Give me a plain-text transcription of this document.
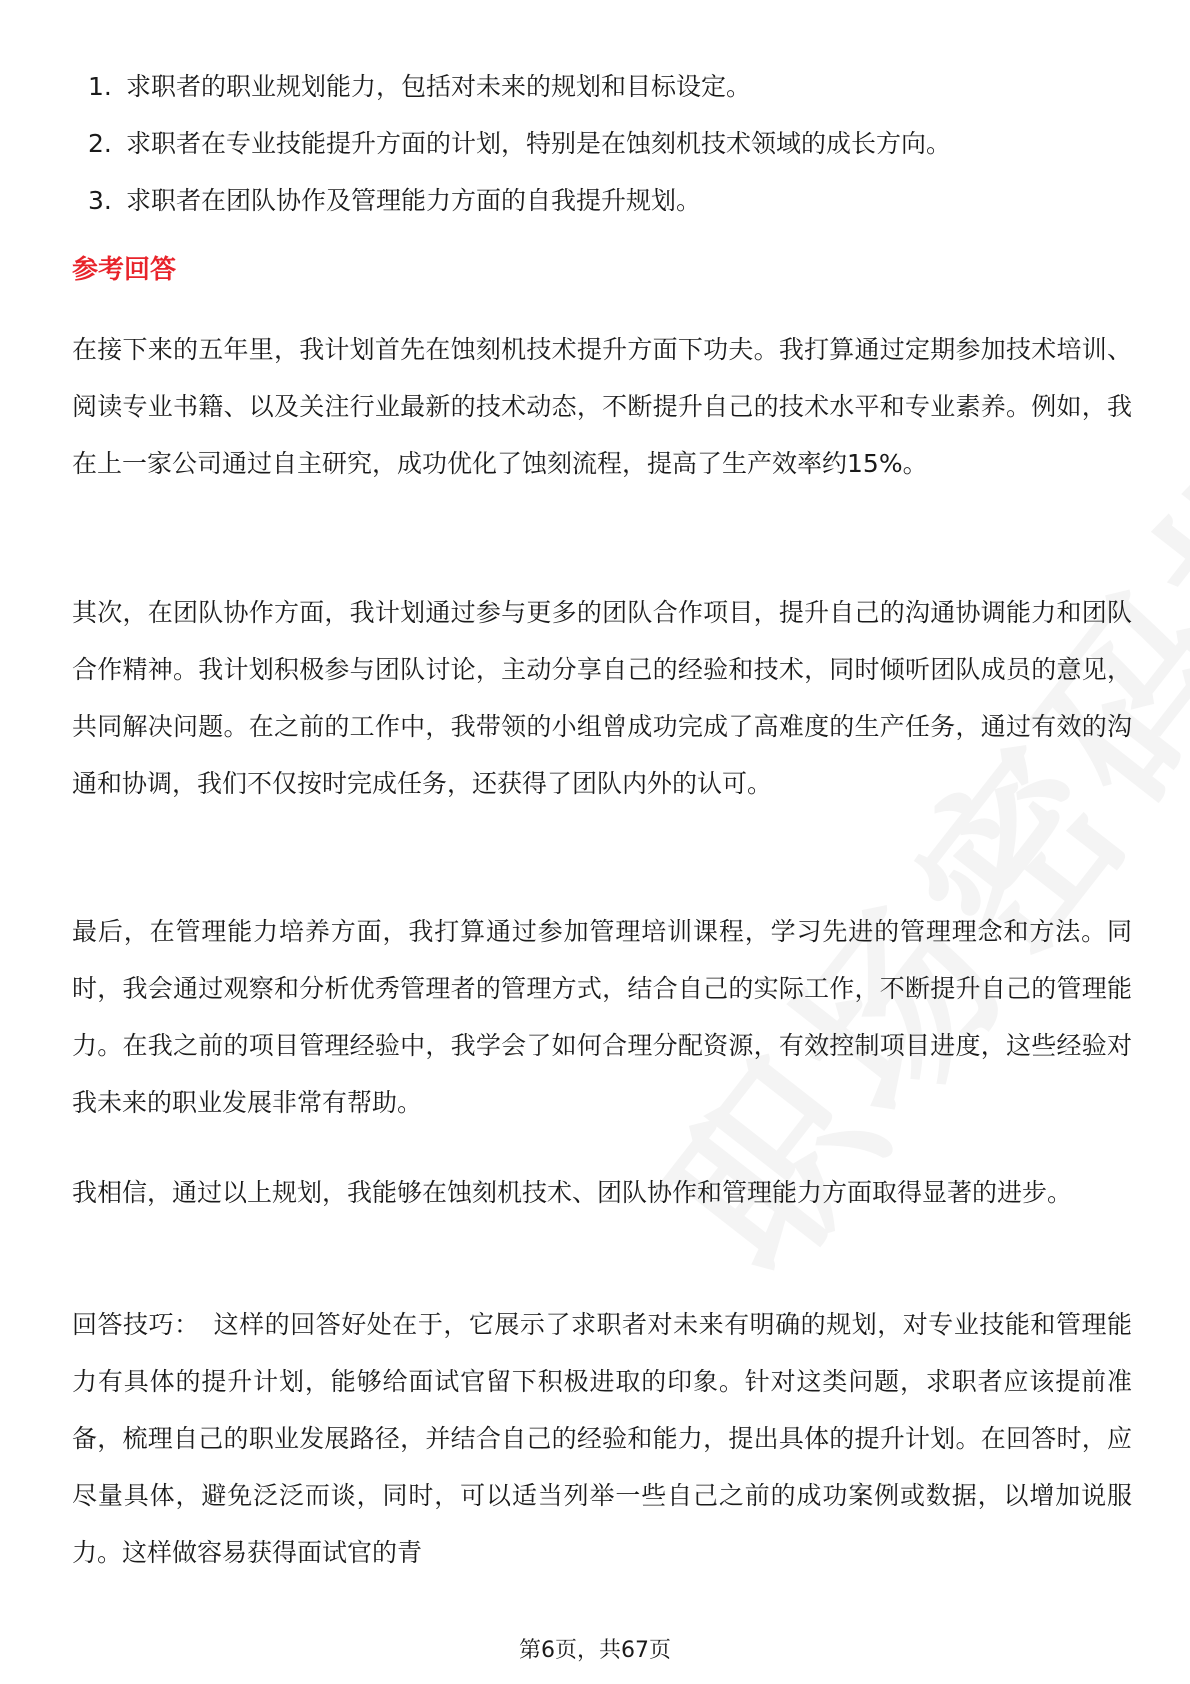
1. 求职者的职业规划能力，包括对未来的规划和目标设定。
2. 求职者在专业技能提升方面的计划，特别是在蚀刻机技术领域的成长方向。
3. 求职者在团队协作及管理能力方面的自我提升规划。
参考回答

在接下来的五年里，我计划首先在蚀刻机技术提升方面下功夫。我打算通过定期参加技术培训、阅读专业书籍、以及关注行业最新的技术动态，不断提升自己的技术水平和专业素养。例如，我在上一家公司通过自主研究，成功优化了蚀刻流程，提高了生产效率约15%。

其次，在团队协作方面，我计划通过参与更多的团队合作项目，提升自己的沟通协调能力和团队合作精神。我计划积极参与团队讨论，主动分享自己的经验和技术，同时倾听团队成员的意见，共同解决问题。在之前的工作中，我带领的小组曾成功完成了高难度的生产任务，通过有效的沟通和协调，我们不仅按时完成任务，还获得了团队内外的认可。

最后，在管理能力培养方面，我打算通过参加管理培训课程，学习先进的管理理念和方法。同时，我会通过观察和分析优秀管理者的管理方式，结合自己的实际工作，不断提升自己的管理能力。在我之前的项目管理经验中，我学会了如何合理分配资源，有效控制项目进度，这些经验对我未来的职业发展非常有帮助。

我相信，通过以上规划，我能够在蚀刻机技术、团队协作和管理能力方面取得显著的进步。

回答技巧： 这样的回答好处在于，它展示了求职者对未来有明确的规划，对专业技能和管理能力有具体的提升计划，能够给面试官留下积极进取的印象。针对这类问题，求职者应该提前准备，梳理自己的职业发展路径，并结合自己的经验和能力，提出具体的提升计划。在回答时，应尽量具体，避免泛泛而谈，同时，可以适当列举一些自己之前的成功案例或数据，以增加说服力。这样做容易获得面试官的青

第6页，共67页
• • • • • • •
[What this task involves] Reproduce all of the material above word for word. Omit the pictures.

[Solution to the exercise]
Give me a plain-text transcription of this document.
1. 求职者的职业规划能力，包括对未来的规划和目标设定。
2. 求职者在专业技能提升方面的计划，特别是在蚀刻机技术领域的成长方向。
3. 求职者在团队协作及管理能力方面的自我提升规划。
参考回答

在接下来的五年里，我计划首先在蚀刻机技术提升方面下功夫。我打算通过定期参加技术培训、阅读专业书籍、以及关注行业最新的技术动态，不断提升自己的技术水平和专业素养。例如，我在上一家公司通过自主研究，成功优化了蚀刻流程，提高了生产效率约15%。

其次，在团队协作方面，我计划通过参与更多的团队合作项目，提升自己的沟通协调能力和团队合作精神。我计划积极参与团队讨论，主动分享自己的经验和技术，同时倾听团队成员的意见，共同解决问题。在之前的工作中，我带领的小组曾成功完成了高难度的生产任务，通过有效的沟通和协调，我们不仅按时完成任务，还获得了团队内外的认可。

最后，在管理能力培养方面，我打算通过参加管理培训课程，学习先进的管理理念和方法。同时，我会通过观察和分析优秀管理者的管理方式，结合自己的实际工作，不断提升自己的管理能力。在我之前的项目管理经验中，我学会了如何合理分配资源，有效控制项目进度，这些经验对我未来的职业发展非常有帮助。

我相信，通过以上规划，我能够在蚀刻机技术、团队协作和管理能力方面取得显著的进步。

回答技巧： 这样的回答好处在于，它展示了求职者对未来有明确的规划，对专业技能和管理能力有具体的提升计划，能够给面试官留下积极进取的印象。针对这类问题，求职者应该提前准备，梳理自己的职业发展路径，并结合自己的经验和能力，提出具体的提升计划。在回答时，应尽量具体，避免泛泛而谈，同时，可以适当列举一些自己之前的成功案例或数据，以增加说服力。这样做容易获得面试官的青

第6页，共67页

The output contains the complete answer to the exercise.